>>
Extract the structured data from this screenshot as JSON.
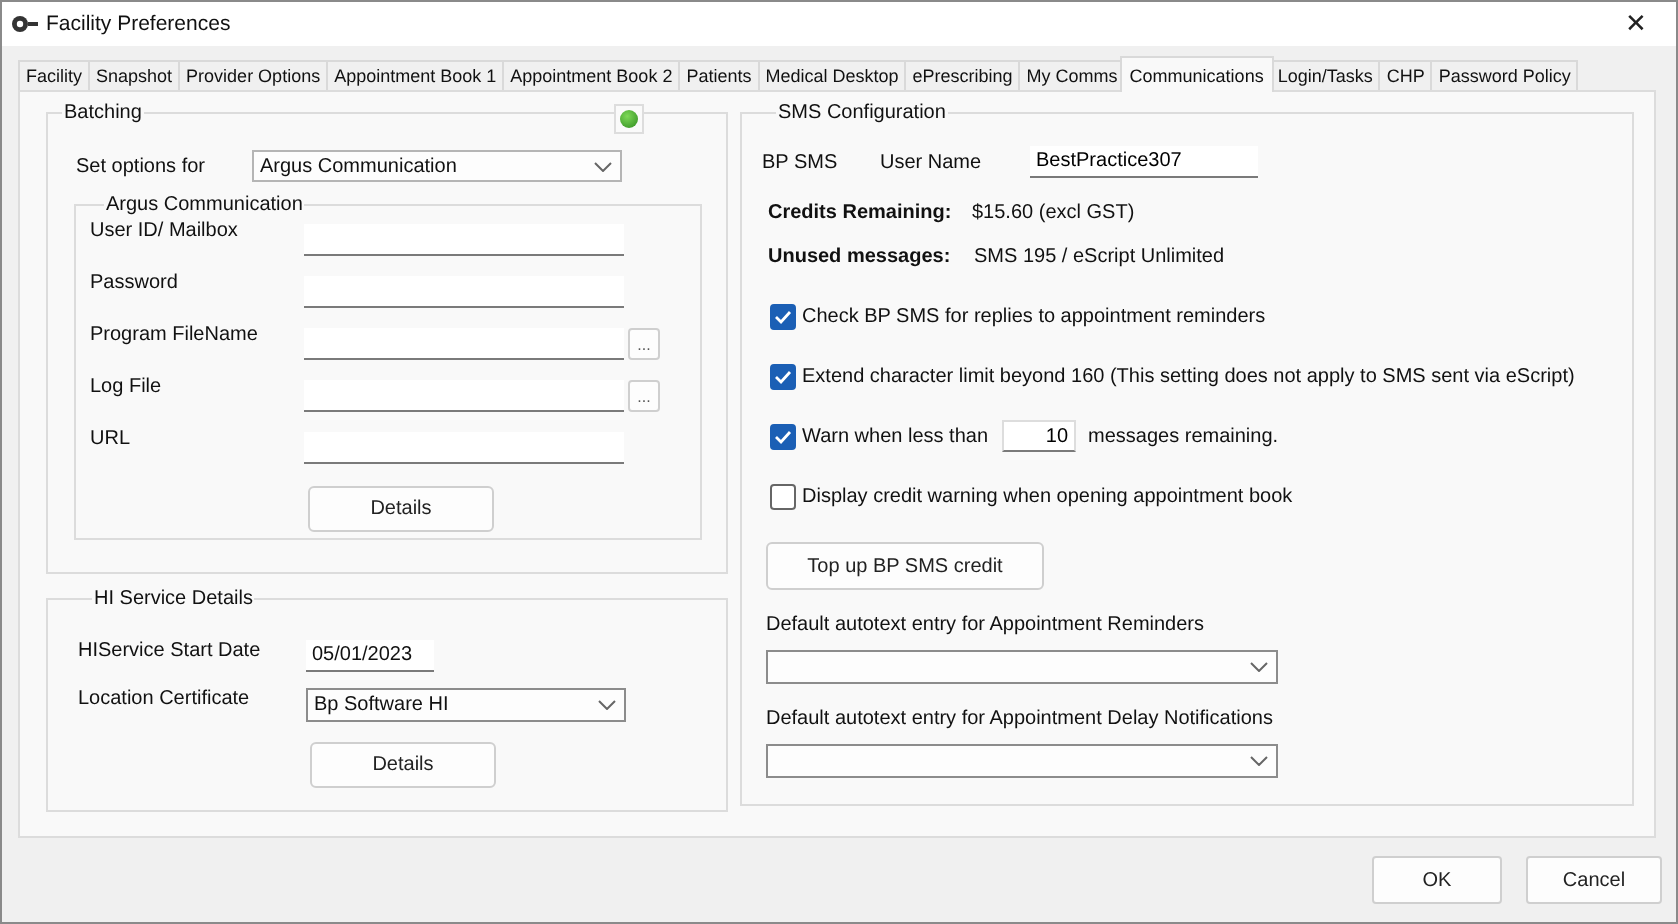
{
  "window": {
    "title": "Facility Preferences",
    "close": "✕"
  },
  "tabs": [
    {
      "label": "Facility",
      "selected": false
    },
    {
      "label": "Snapshot",
      "selected": false
    },
    {
      "label": "Provider Options",
      "selected": false
    },
    {
      "label": "Appointment Book 1",
      "selected": false
    },
    {
      "label": "Appointment Book 2",
      "selected": false
    },
    {
      "label": "Patients",
      "selected": false
    },
    {
      "label": "Medical Desktop",
      "selected": false
    },
    {
      "label": "ePrescribing",
      "selected": false
    },
    {
      "label": "My Comms",
      "selected": false
    },
    {
      "label": "Communications",
      "selected": true
    },
    {
      "label": "Login/Tasks",
      "selected": false
    },
    {
      "label": "CHP",
      "selected": false
    },
    {
      "label": "Password Policy",
      "selected": false
    }
  ],
  "batching": {
    "title": "Batching",
    "set_options_label": "Set options for",
    "set_options_value": "Argus Communication",
    "group": {
      "title": "Argus Communication",
      "fields": [
        {
          "label": "User ID/ Mailbox"
        },
        {
          "label": "Password"
        },
        {
          "label": "Program FileName",
          "browse_button": "..."
        },
        {
          "label": "Log File",
          "browse_button": "..."
        },
        {
          "label": "URL"
        }
      ]
    },
    "button": "Details"
  },
  "hi_service": {
    "title": "HI Service Details",
    "fields": [
      {
        "kind": "date",
        "label": "HIService Start Date",
        "value": "05/01/2023"
      },
      {
        "kind": "dropdown",
        "label": "Location Certificate",
        "value": "Bp Software HI"
      }
    ],
    "button": "Details"
  },
  "sms": {
    "title": "SMS Configuration",
    "service": "BP SMS",
    "user_label": "User Name",
    "user_value": "BestPractice307",
    "info": [
      {
        "label": "Credits Remaining:",
        "value": "$15.60 (excl GST)"
      },
      {
        "label": "Unused messages:",
        "value": "SMS 195 / eScript Unlimited"
      }
    ],
    "options": [
      {
        "kind": "checkbox",
        "label": "Check BP SMS for replies to appointment reminders",
        "checked": true
      },
      {
        "kind": "checkbox",
        "label": "Extend character limit beyond 160 (This setting does not apply to SMS sent via eScript)",
        "checked": true
      },
      {
        "kind": "threshold",
        "label": "Warn when less than",
        "value": "10",
        "suffix": "messages remaining.",
        "checked": true
      },
      {
        "kind": "checkbox",
        "label": "Display credit warning when opening appointment book",
        "checked": false
      }
    ],
    "topup_button": "Top up BP SMS credit",
    "dropdowns": [
      {
        "label": "Default autotext entry for Appointment Reminders"
      },
      {
        "label": "Default autotext entry for Appointment Delay Notifications"
      }
    ]
  },
  "buttons": [
    {
      "label": "OK"
    },
    {
      "label": "Cancel"
    }
  ]
}
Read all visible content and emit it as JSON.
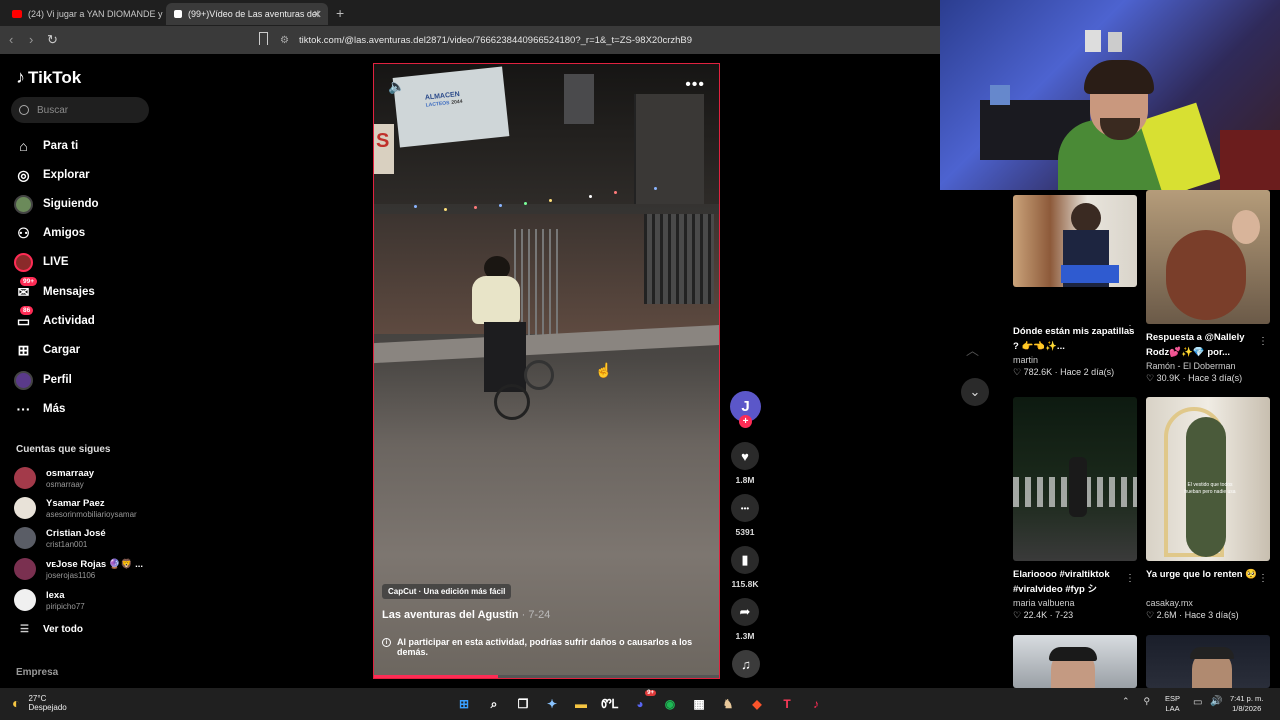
{
  "browser": {
    "tabs": [
      {
        "title": "(24) Vi jugar a YAN DIOMANDE y de",
        "active": false,
        "favicon_color": "#ff0000"
      },
      {
        "title": "(99+)Vídeo de Las aventuras del",
        "active": true,
        "favicon_color": "#ffffff"
      }
    ],
    "new_tab": "+",
    "back": "‹",
    "forward": "›",
    "reload": "↻",
    "url": "tiktok.com/@las.aventuras.del2871/video/7666238440966524180?_r=1&_t=ZS-98X20crzhB9"
  },
  "sidebar": {
    "logo": "TikTok",
    "search_placeholder": "Buscar",
    "nav": [
      {
        "label": "Para ti",
        "icon": "home-icon",
        "glyph": "⌂"
      },
      {
        "label": "Explorar",
        "icon": "compass-icon",
        "glyph": "◎"
      },
      {
        "label": "Siguiendo",
        "icon": "following-avatar",
        "glyph": ""
      },
      {
        "label": "Amigos",
        "icon": "friends-icon",
        "glyph": "⚇"
      },
      {
        "label": "LIVE",
        "icon": "live-avatar",
        "glyph": ""
      },
      {
        "label": "Mensajes",
        "icon": "messages-icon",
        "glyph": "✉",
        "badge": "99+"
      },
      {
        "label": "Actividad",
        "icon": "activity-icon",
        "glyph": "▭",
        "badge": "86"
      },
      {
        "label": "Cargar",
        "icon": "upload-icon",
        "glyph": "⊞"
      },
      {
        "label": "Perfil",
        "icon": "profile-avatar",
        "glyph": ""
      },
      {
        "label": "Más",
        "icon": "more-icon",
        "glyph": "···"
      }
    ],
    "following_heading": "Cuentas que sigues",
    "accounts": [
      {
        "name": "osmarraay",
        "username": "osmarraay",
        "color": "#a33a4a"
      },
      {
        "name": "Ysamar Paez",
        "username": "asesorinmobiliarioysamar",
        "color": "#e8e2d8"
      },
      {
        "name": "Cristian José",
        "username": "crist1an001",
        "color": "#5a5d66"
      },
      {
        "name": "Jose Rojas",
        "prefix": "ᴠᴇ",
        "suffix": "🔮🦁 ...",
        "username": "joserojas1106",
        "color": "#7a3050"
      },
      {
        "name": "lexa",
        "username": "piripicho77",
        "color": "#f0f0f0"
      }
    ],
    "see_all": "Ver todo",
    "company": "Empresa"
  },
  "video": {
    "capcut": "CapCut · Una edición más fácil",
    "author": "Las aventuras del Agustín",
    "date": "· 7-24",
    "warning": "Al participar en esta actividad, podrías sufrir daños o causarlos a los demás.",
    "progress": 0.36,
    "sign_text": "ALMACEN",
    "sign_sub": "LACTEOS",
    "sign_num": "2044",
    "sign_left": "S",
    "mute_icon": "🔈",
    "more_icon": "•••"
  },
  "actions": {
    "creator_initial": "J",
    "follow_plus": "+",
    "likes": "1.8M",
    "comments": "5391",
    "saves": "115.8K",
    "shares": "1.3M",
    "like_icon": "♥",
    "comment_icon": "•••",
    "save_icon": "▮",
    "share_icon": "➦",
    "music_icon": "♫"
  },
  "nav_arrows": {
    "up": "︿",
    "down": "⌄"
  },
  "recommendations": [
    {
      "title": "Dónde están mis zapatillas ? 👉👈✨...",
      "author": "martin",
      "likes": "♡ 782.6K",
      "date": "· Hace 2 día(s)",
      "more": "⋮"
    },
    {
      "title": "Respuesta a @Nallely Rodz💕✨💎 por...",
      "author": "Ramón - El Doberman",
      "likes": "♡ 30.9K",
      "date": "· Hace 3 día(s)",
      "more": "⋮"
    },
    {
      "title": "Elarioooo #viraltiktok #viralvideo #fyp シ",
      "author": "maria valbuena",
      "likes": "♡ 22.4K",
      "date": "· 7-23",
      "more": "⋮"
    },
    {
      "title": "Ya urge que lo renten 🥺",
      "author": "casakay.mx",
      "likes": "♡ 2.6M",
      "date": "· Hace 3 día(s)",
      "more": "⋮"
    }
  ],
  "rec_thumb_text": "El vestido que todos hueban pero nadie usa",
  "taskbar": {
    "temp": "27°C",
    "condition": "Despejado",
    "lang": "ESP",
    "lang2": "LAA",
    "time": "7:41 p. m.",
    "date": "1/8/2026",
    "chevron": "⌃",
    "icons": [
      {
        "name": "windows-start-icon",
        "glyph": "⊞",
        "color": "#3aa0ff"
      },
      {
        "name": "search-taskbar-icon",
        "glyph": "⌕",
        "color": "#ffffff"
      },
      {
        "name": "task-view-icon",
        "glyph": "❐",
        "color": "#ffffff"
      },
      {
        "name": "copilot-icon",
        "glyph": "✦",
        "color": "#8ac4ff"
      },
      {
        "name": "file-explorer-icon",
        "glyph": "▬",
        "color": "#f5c542"
      },
      {
        "name": "app-icon",
        "glyph": "ᏛᏞ",
        "color": "#ffffff"
      },
      {
        "name": "discord-icon",
        "glyph": "◕",
        "color": "#5865f2",
        "badge": "9+"
      },
      {
        "name": "spotify-icon",
        "glyph": "◉",
        "color": "#1db954"
      },
      {
        "name": "store-icon",
        "glyph": "▦",
        "color": "#ffffff"
      },
      {
        "name": "app-icon-2",
        "glyph": "♞",
        "color": "#e8c89a"
      },
      {
        "name": "brave-icon",
        "glyph": "◆",
        "color": "#fb542b"
      },
      {
        "name": "app-icon-3",
        "glyph": "T",
        "color": "#ff3a5a"
      },
      {
        "name": "tiktok-icon",
        "glyph": "♪",
        "color": "#ff2c55"
      }
    ]
  }
}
<<
Prompt: Where a line above holds the word "Password", copy it.

Your response:
      "label": "Password Policy",
          "label": "Password"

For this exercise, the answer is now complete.